::: Data shown :::

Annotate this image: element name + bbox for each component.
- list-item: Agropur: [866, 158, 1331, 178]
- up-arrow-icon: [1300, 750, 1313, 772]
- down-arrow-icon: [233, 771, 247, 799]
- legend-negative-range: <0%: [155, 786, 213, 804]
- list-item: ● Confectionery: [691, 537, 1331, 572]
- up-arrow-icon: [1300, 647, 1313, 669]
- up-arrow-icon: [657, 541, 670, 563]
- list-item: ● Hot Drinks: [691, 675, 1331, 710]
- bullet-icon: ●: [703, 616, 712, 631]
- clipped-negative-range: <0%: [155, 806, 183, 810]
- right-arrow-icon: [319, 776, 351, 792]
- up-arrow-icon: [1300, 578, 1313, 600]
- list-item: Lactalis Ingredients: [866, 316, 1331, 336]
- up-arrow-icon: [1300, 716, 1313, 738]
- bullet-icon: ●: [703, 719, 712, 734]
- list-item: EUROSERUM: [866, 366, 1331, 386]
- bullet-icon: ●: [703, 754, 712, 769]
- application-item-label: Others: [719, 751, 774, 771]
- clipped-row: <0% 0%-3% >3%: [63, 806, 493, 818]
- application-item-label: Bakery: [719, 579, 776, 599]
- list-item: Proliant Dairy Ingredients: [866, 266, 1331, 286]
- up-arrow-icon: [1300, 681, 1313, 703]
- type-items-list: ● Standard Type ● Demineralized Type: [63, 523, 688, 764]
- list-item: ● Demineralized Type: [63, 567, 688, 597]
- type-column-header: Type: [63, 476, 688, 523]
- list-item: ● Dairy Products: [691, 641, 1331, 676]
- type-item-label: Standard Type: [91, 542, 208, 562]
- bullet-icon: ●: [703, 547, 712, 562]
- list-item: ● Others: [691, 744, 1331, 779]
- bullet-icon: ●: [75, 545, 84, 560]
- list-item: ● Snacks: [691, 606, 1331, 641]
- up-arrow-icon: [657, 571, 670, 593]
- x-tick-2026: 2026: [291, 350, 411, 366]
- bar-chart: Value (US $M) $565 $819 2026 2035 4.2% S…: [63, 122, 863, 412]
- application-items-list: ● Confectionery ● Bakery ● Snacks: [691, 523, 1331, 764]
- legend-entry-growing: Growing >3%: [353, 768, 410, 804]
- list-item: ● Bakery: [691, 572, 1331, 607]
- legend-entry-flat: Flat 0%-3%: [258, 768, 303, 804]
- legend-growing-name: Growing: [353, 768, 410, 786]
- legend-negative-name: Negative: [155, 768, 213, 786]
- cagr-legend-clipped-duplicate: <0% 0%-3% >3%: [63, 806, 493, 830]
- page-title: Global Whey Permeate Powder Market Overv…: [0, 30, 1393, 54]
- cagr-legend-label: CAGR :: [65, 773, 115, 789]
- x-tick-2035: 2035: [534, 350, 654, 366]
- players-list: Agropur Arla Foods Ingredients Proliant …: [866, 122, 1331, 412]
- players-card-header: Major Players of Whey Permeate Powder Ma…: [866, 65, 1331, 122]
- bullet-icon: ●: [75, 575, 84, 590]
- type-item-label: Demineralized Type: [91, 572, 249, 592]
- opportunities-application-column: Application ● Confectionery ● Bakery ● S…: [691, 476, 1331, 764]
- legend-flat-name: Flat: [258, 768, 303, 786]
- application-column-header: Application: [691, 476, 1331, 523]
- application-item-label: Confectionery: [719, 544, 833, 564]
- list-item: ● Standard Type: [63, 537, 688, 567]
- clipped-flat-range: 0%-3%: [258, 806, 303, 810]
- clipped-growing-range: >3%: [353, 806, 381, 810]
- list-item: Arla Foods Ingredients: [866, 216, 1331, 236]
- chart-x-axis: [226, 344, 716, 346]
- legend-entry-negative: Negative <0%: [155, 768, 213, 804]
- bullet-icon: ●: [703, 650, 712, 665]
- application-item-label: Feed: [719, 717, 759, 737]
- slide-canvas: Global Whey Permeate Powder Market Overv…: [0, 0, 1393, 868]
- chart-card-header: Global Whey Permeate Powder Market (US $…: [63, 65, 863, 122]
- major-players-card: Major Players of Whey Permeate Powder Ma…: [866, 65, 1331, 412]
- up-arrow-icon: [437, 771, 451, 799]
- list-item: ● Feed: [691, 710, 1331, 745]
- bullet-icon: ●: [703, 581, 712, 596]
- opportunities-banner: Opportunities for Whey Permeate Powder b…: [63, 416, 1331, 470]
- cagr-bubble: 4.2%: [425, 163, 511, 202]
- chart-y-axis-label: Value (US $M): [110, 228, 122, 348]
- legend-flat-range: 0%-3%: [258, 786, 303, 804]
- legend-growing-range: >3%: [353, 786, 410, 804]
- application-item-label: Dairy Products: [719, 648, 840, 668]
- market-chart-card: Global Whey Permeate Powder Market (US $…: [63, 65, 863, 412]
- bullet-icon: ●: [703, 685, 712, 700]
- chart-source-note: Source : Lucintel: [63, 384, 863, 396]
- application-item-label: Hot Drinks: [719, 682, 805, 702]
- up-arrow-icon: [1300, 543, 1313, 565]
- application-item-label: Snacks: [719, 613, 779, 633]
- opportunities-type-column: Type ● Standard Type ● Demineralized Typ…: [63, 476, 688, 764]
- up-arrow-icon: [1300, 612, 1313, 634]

:::

◆ **What you should do**:
Print every line of the data above word for word, with nothing changed or left out.

◆ **Worked solution**:
Annotate this image: element name + bbox for each component.
- list-item: Agropur: [866, 158, 1331, 178]
- up-arrow-icon: [1300, 750, 1313, 772]
- down-arrow-icon: [233, 771, 247, 799]
- legend-negative-range: <0%: [155, 786, 213, 804]
- list-item: ● Confectionery: [691, 537, 1331, 572]
- up-arrow-icon: [1300, 647, 1313, 669]
- up-arrow-icon: [657, 541, 670, 563]
- list-item: ● Hot Drinks: [691, 675, 1331, 710]
- bullet-icon: ●: [703, 616, 712, 631]
- clipped-negative-range: <0%: [155, 806, 183, 810]
- right-arrow-icon: [319, 776, 351, 792]
- up-arrow-icon: [1300, 578, 1313, 600]
- list-item: Lactalis Ingredients: [866, 316, 1331, 336]
- up-arrow-icon: [1300, 716, 1313, 738]
- bullet-icon: ●: [703, 719, 712, 734]
- list-item: EUROSERUM: [866, 366, 1331, 386]
- bullet-icon: ●: [703, 754, 712, 769]
- application-item-label: Others: [719, 751, 774, 771]
- clipped-row: <0% 0%-3% >3%: [63, 806, 493, 818]
- application-item-label: Bakery: [719, 579, 776, 599]
- list-item: Proliant Dairy Ingredients: [866, 266, 1331, 286]
- up-arrow-icon: [1300, 681, 1313, 703]
- type-items-list: ● Standard Type ● Demineralized Type: [63, 523, 688, 764]
- list-item: ● Demineralized Type: [63, 567, 688, 597]
- type-column-header: Type: [63, 476, 688, 523]
- list-item: ● Dairy Products: [691, 641, 1331, 676]
- type-item-label: Standard Type: [91, 542, 208, 562]
- bullet-icon: ●: [703, 547, 712, 562]
- list-item: ● Others: [691, 744, 1331, 779]
- bullet-icon: ●: [75, 545, 84, 560]
- list-item: ● Snacks: [691, 606, 1331, 641]
- up-arrow-icon: [657, 571, 670, 593]
- x-tick-2026: 2026: [291, 350, 411, 366]
- bar-chart: Value (US $M) $565 $819 2026 2035 4.2% S…: [63, 122, 863, 412]
- application-items-list: ● Confectionery ● Bakery ● Snacks: [691, 523, 1331, 764]
- legend-entry-growing: Growing >3%: [353, 768, 410, 804]
- list-item: ● Bakery: [691, 572, 1331, 607]
- legend-entry-flat: Flat 0%-3%: [258, 768, 303, 804]
- legend-growing-name: Growing: [353, 768, 410, 786]
- legend-negative-name: Negative: [155, 768, 213, 786]
- cagr-legend-clipped-duplicate: <0% 0%-3% >3%: [63, 806, 493, 830]
- page-title: Global Whey Permeate Powder Market Overv…: [0, 30, 1393, 54]
- cagr-legend-label: CAGR :: [65, 773, 115, 789]
- x-tick-2035: 2035: [534, 350, 654, 366]
- players-list: Agropur Arla Foods Ingredients Proliant …: [866, 122, 1331, 412]
- players-card-header: Major Players of Whey Permeate Powder Ma…: [866, 65, 1331, 122]
- bullet-icon: ●: [75, 575, 84, 590]
- type-item-label: Demineralized Type: [91, 572, 249, 592]
- opportunities-application-column: Application ● Confectionery ● Bakery ● S…: [691, 476, 1331, 764]
- legend-flat-name: Flat: [258, 768, 303, 786]
- application-column-header: Application: [691, 476, 1331, 523]
- application-item-label: Confectionery: [719, 544, 833, 564]
- list-item: ● Standard Type: [63, 537, 688, 567]
- clipped-flat-range: 0%-3%: [258, 806, 303, 810]
- clipped-growing-range: >3%: [353, 806, 381, 810]
- list-item: Arla Foods Ingredients: [866, 216, 1331, 236]
- chart-x-axis: [226, 344, 716, 346]
- legend-entry-negative: Negative <0%: [155, 768, 213, 804]
- bullet-icon: ●: [703, 650, 712, 665]
- application-item-label: Feed: [719, 717, 759, 737]
- slide-canvas: Global Whey Permeate Powder Market Overv…: [0, 0, 1393, 868]
- chart-card-header: Global Whey Permeate Powder Market (US $…: [63, 65, 863, 122]
- major-players-card: Major Players of Whey Permeate Powder Ma…: [866, 65, 1331, 412]
- up-arrow-icon: [437, 771, 451, 799]
- list-item: ● Feed: [691, 710, 1331, 745]
- bullet-icon: ●: [703, 581, 712, 596]
- opportunities-banner: Opportunities for Whey Permeate Powder b…: [63, 416, 1331, 470]
- cagr-bubble: 4.2%: [425, 163, 511, 202]
- chart-y-axis-label: Value (US $M): [110, 228, 122, 348]
- legend-flat-range: 0%-3%: [258, 786, 303, 804]
- legend-growing-range: >3%: [353, 786, 410, 804]
- application-item-label: Dairy Products: [719, 648, 840, 668]
- market-chart-card: Global Whey Permeate Powder Market (US $…: [63, 65, 863, 412]
- bullet-icon: ●: [703, 685, 712, 700]
- chart-source-note: Source : Lucintel: [63, 384, 863, 396]
- application-item-label: Hot Drinks: [719, 682, 805, 702]
- up-arrow-icon: [1300, 543, 1313, 565]
- application-item-label: Snacks: [719, 613, 779, 633]
- opportunities-type-column: Type ● Standard Type ● Demineralized Typ…: [63, 476, 688, 764]
- up-arrow-icon: [1300, 612, 1313, 634]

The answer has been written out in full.